───── STORED ROWS ─────
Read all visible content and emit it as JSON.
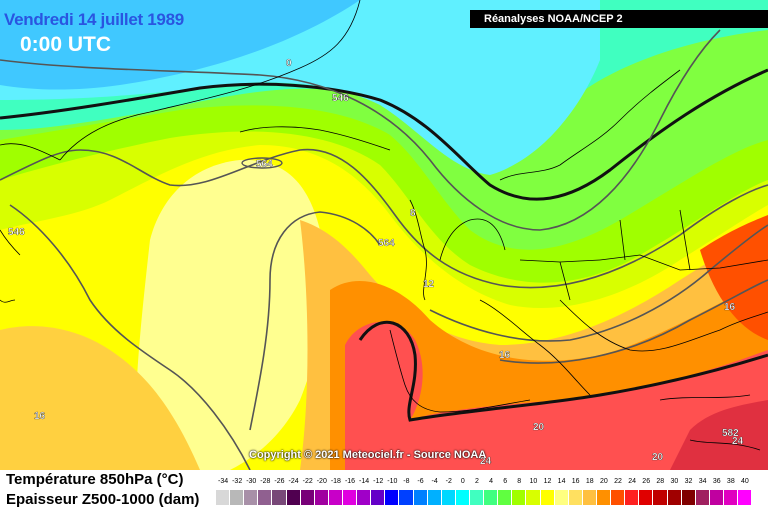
{
  "header": {
    "date": "Vendredi 14 juillet 1989",
    "time": "0:00 UTC",
    "source": "Réanalyses NOAA/NCEP 2"
  },
  "copyright": "Copyright © 2021 Meteociel.fr - Source NOAA",
  "legend": {
    "temperature_label": "Température 850hPa (°C)",
    "thickness_label": "Epaisseur Z500-1000 (dam)",
    "scale": [
      {
        "label": "-34",
        "color": "#d8d8d8"
      },
      {
        "label": "-32",
        "color": "#b8b8b8"
      },
      {
        "label": "-30",
        "color": "#a890a8"
      },
      {
        "label": "-28",
        "color": "#906090"
      },
      {
        "label": "-26",
        "color": "#784878"
      },
      {
        "label": "-24",
        "color": "#500050"
      },
      {
        "label": "-22",
        "color": "#780078"
      },
      {
        "label": "-20",
        "color": "#a000a0"
      },
      {
        "label": "-18",
        "color": "#c800c8"
      },
      {
        "label": "-16",
        "color": "#e000e0"
      },
      {
        "label": "-14",
        "color": "#a000c8"
      },
      {
        "label": "-12",
        "color": "#6400c8"
      },
      {
        "label": "-10",
        "color": "#0000ff"
      },
      {
        "label": "-8",
        "color": "#0040ff"
      },
      {
        "label": "-6",
        "color": "#0080ff"
      },
      {
        "label": "-4",
        "color": "#00b0ff"
      },
      {
        "label": "-2",
        "color": "#00d8ff"
      },
      {
        "label": "0",
        "color": "#00ffff"
      },
      {
        "label": "2",
        "color": "#40ffc0"
      },
      {
        "label": "4",
        "color": "#40ff80"
      },
      {
        "label": "6",
        "color": "#60ff40"
      },
      {
        "label": "8",
        "color": "#a0ff00"
      },
      {
        "label": "10",
        "color": "#d8ff00"
      },
      {
        "label": "12",
        "color": "#ffff00"
      },
      {
        "label": "14",
        "color": "#ffff80"
      },
      {
        "label": "16",
        "color": "#ffe060"
      },
      {
        "label": "18",
        "color": "#ffc040"
      },
      {
        "label": "20",
        "color": "#ff9000"
      },
      {
        "label": "22",
        "color": "#ff5000"
      },
      {
        "label": "24",
        "color": "#ff2020"
      },
      {
        "label": "26",
        "color": "#e00000"
      },
      {
        "label": "28",
        "color": "#c00000"
      },
      {
        "label": "30",
        "color": "#a00000"
      },
      {
        "label": "32",
        "color": "#800000"
      },
      {
        "label": "34",
        "color": "#a02060"
      },
      {
        "label": "36",
        "color": "#c000a0"
      },
      {
        "label": "38",
        "color": "#e000c0"
      },
      {
        "label": "40",
        "color": "#ff00ff"
      }
    ]
  },
  "contour_labels": [
    "0",
    "546",
    "564",
    "546",
    "564",
    "8",
    "12",
    "16",
    "16",
    "20",
    "20",
    "24",
    "16",
    "582",
    "24"
  ]
}
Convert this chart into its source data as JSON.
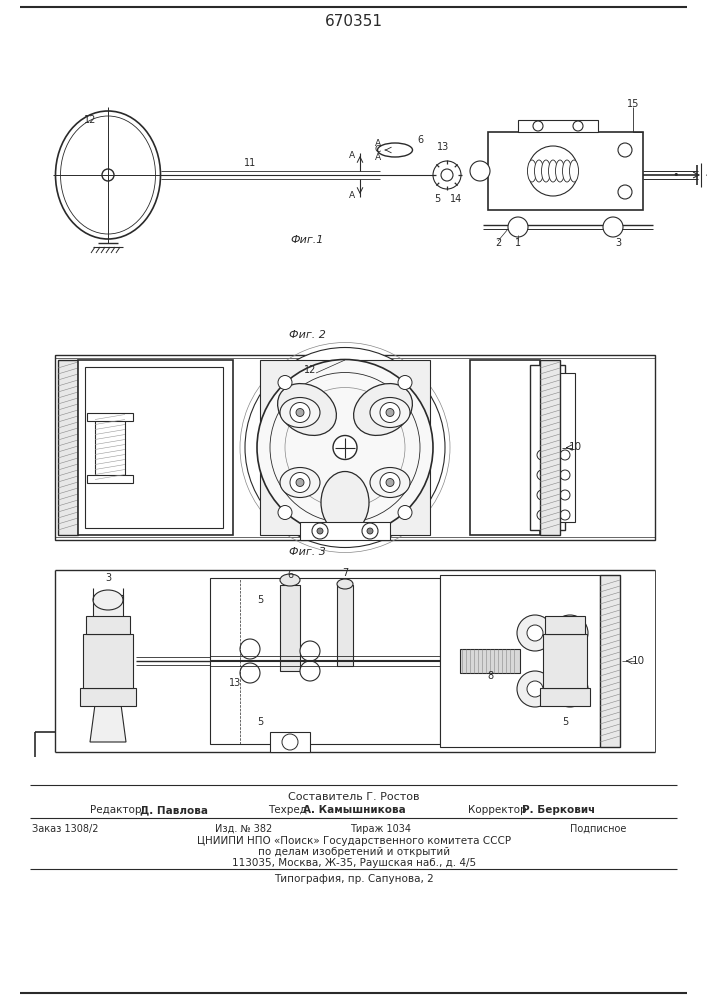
{
  "title": "670351",
  "background_color": "#ffffff",
  "fig1_caption": "Фиг.1",
  "fig2_caption": "Фиг. 2",
  "fig3_caption": "Фиг. 3",
  "line_color": "#2a2a2a",
  "text_color": "#2a2a2a",
  "footer": {
    "line1": "Составитель Г. Ростов",
    "line2_left": "Редактор Д. Павлова",
    "line2_mid": "Техред А. Камышникова",
    "line2_right": "Корректор Р. Беркович",
    "order": "Заказ 1308/2",
    "izd": "Изд. № 382",
    "tirazh": "Тираж 1034",
    "podp": "Подписное",
    "cniip1": "ЦНИИПИ НПО «Поиск» Государственного комитета СССР",
    "cniip2": "по делам изобретений и открытий",
    "addr": "113035, Москва, Ж-35, Раушская наб., д. 4/5",
    "tipogr": "Типография, пр. Сапунова, 2"
  }
}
─────
Reproduce the listing above from the line that contains "Convert this chart" through its final line, exactly and with nothing added. Omit the images.

*WRITTEN SOLUTION:*
Convert this chart into its source data as JSON.
{
  "title": "670351",
  "background_color": "#ffffff",
  "fig1_caption": "Фиг.1",
  "fig2_caption": "Фиг. 2",
  "fig3_caption": "Фиг. 3",
  "line_color": "#2a2a2a",
  "text_color": "#2a2a2a",
  "footer": {
    "line1": "Составитель Г. Ростов",
    "line2_left": "Редактор Д. Павлова",
    "line2_mid": "Техред А. Камышникова",
    "line2_right": "Корректор Р. Беркович",
    "order": "Заказ 1308/2",
    "izd": "Изд. № 382",
    "tirazh": "Тираж 1034",
    "podp": "Подписное",
    "cniip1": "ЦНИИПИ НПО «Поиск» Государственного комитета СССР",
    "cniip2": "по делам изобретений и открытий",
    "addr": "113035, Москва, Ж-35, Раушская наб., д. 4/5",
    "tipogr": "Типография, пр. Сапунова, 2"
  }
}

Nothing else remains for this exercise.